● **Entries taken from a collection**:
------

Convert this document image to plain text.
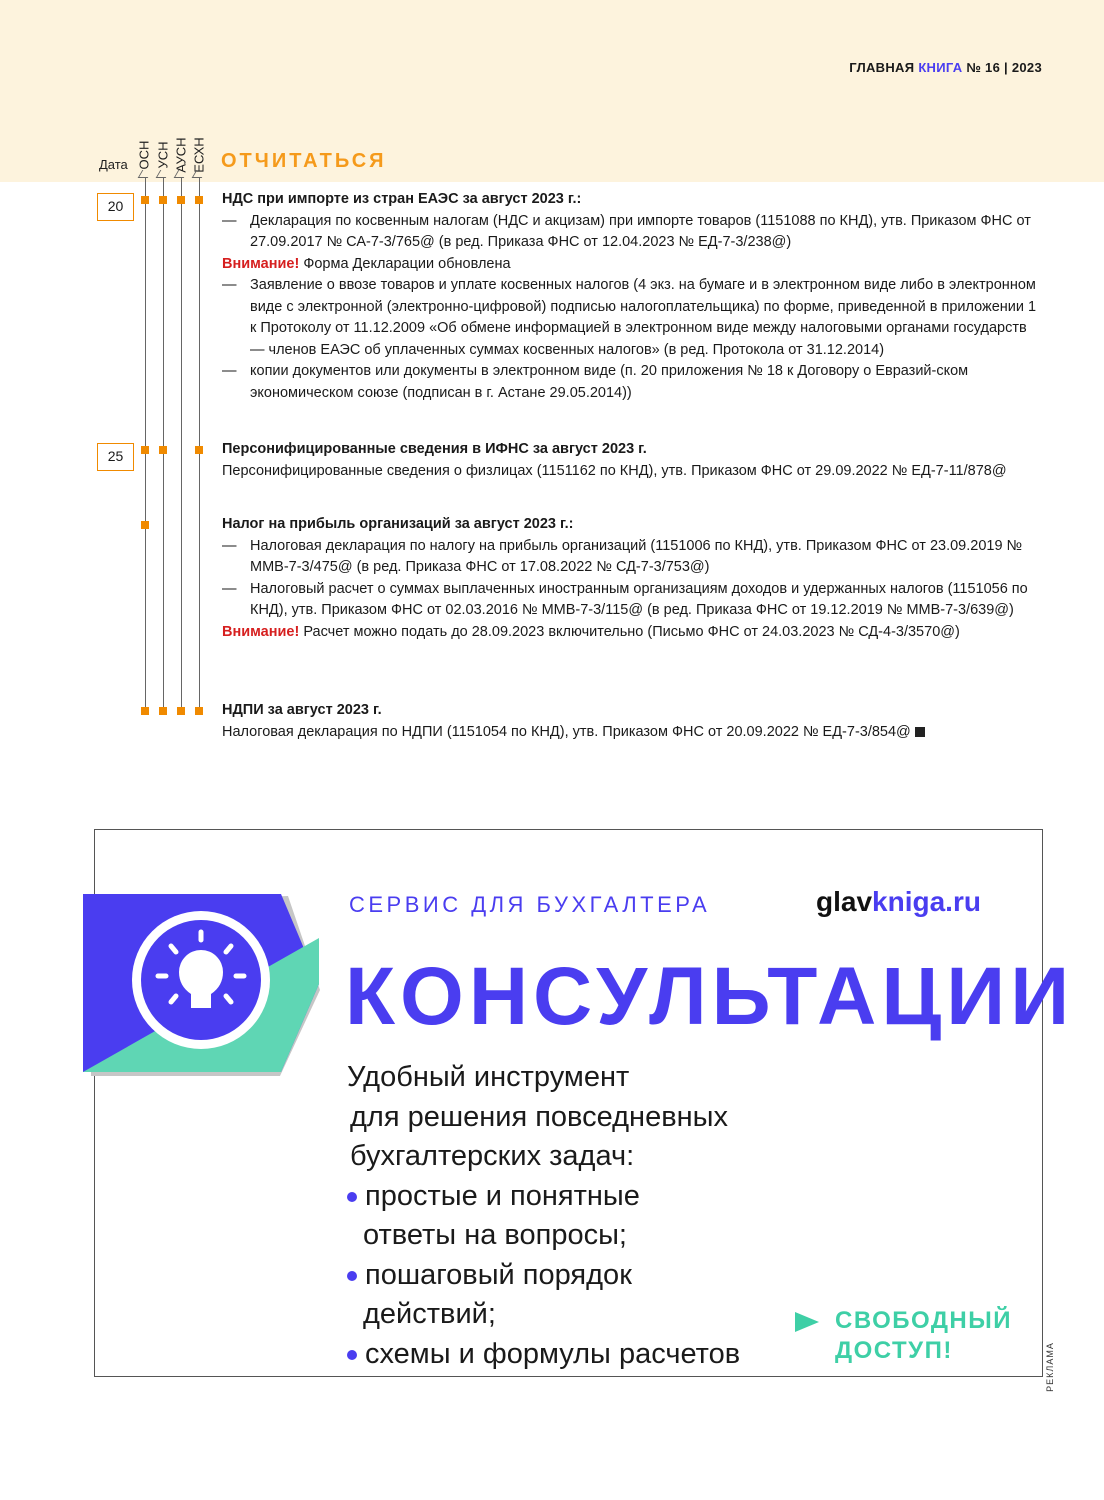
ГЛАВНАЯ КНИГА № 16 | 2023
Дата ОСН УСН АУСН ЕСХН ОТЧИТАТЬСЯ
20
25
НДС при импорте из стран ЕАЭС за август 2023 г.:
— Декларация по косвенным налогам (НДС и акцизам) при импорте товаров (1151088 по КНД), утв. Приказом ФНС от 27.09.2017 № СА-7-3/765@ (в ред. Приказа ФНС от 12.04.2023 № ЕД-7-3/238@)
Внимание! Форма Декларации обновлена
— Заявление о ввозе товаров и уплате косвенных налогов (4 экз. на бумаге и в электронном виде либо в электронном виде с электронной (электронно-цифровой) подписью налогоплательщика) по форме, приведенной в приложении 1 к Протоколу от 11.12.2009 «Об обмене информацией в электронном виде между налоговыми органами государств — членов ЕАЭС об уплаченных суммах косвенных налогов» (в ред. Протокола от 31.12.2014)
— копии документов или документы в электронном виде (п. 20 приложения № 18 к Договору о Евразий-ском экономическом союзе (подписан в г. Астане 29.05.2014))
Персонифицированные сведения в ИФНС за август 2023 г.
Персонифицированные сведения о физлицах (1151162 по КНД), утв. Приказом ФНС от 29.09.2022 № ЕД-7-11/878@
Налог на прибыль организаций за август 2023 г.:
— Налоговая декларация по налогу на прибыль организаций (1151006 по КНД), утв. Приказом ФНС от 23.09.2019 № ММВ-7-3/475@ (в ред. Приказа ФНС от 17.08.2022 № СД-7-3/753@)
— Налоговый расчет о суммах выплаченных иностранным организациям доходов и удержанных налогов (1151056 по КНД), утв. Приказом ФНС от 02.03.2016 № ММВ-7-3/115@ (в ред. Приказа ФНС от 19.12.2019 № ММВ-7-3/639@)
Внимание! Расчет можно подать до 28.09.2023 включительно (Письмо ФНС от 24.03.2023 № СД-4-3/3570@)
НДПИ за август 2023 г.
Налоговая декларация по НДПИ (1151054 по КНД), утв. Приказом ФНС от 20.09.2022 № ЕД-7-3/854@
СЕРВИС ДЛЯ БУХГАЛТЕРА	glavkniga.ru
КОНСУЛЬТАЦИИ
Удобный инструмент
для решения повседневных
бухгалтерских задач:
простые и понятные
ответы на вопросы;
пошаговый порядок
действий;
схемы и формулы расчетов
СВОБОДНЫЙ
ДОСТУП!	РЕКЛАМА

------

● **SET TASK**:
Using the records given above, list every line that includes the word "ЕАЭС".

● **TASK OUTPUT**:
НДС при импорте из стран ЕАЭС за август 2023 г.:
— Заявление о ввозе товаров и уплате косвенных налогов (4 экз. на бумаге и в электронном виде либо в электронном виде с электронной (электронно-цифровой) подписью налогоплательщика) по форме, приведенной в приложении 1 к Протоколу от 11.12.2009 «Об обмене информацией в электронном виде между налоговыми органами государств — членов ЕАЭС об уплаченных суммах косвенных налогов» (в ред. Протокола от 31.12.2014)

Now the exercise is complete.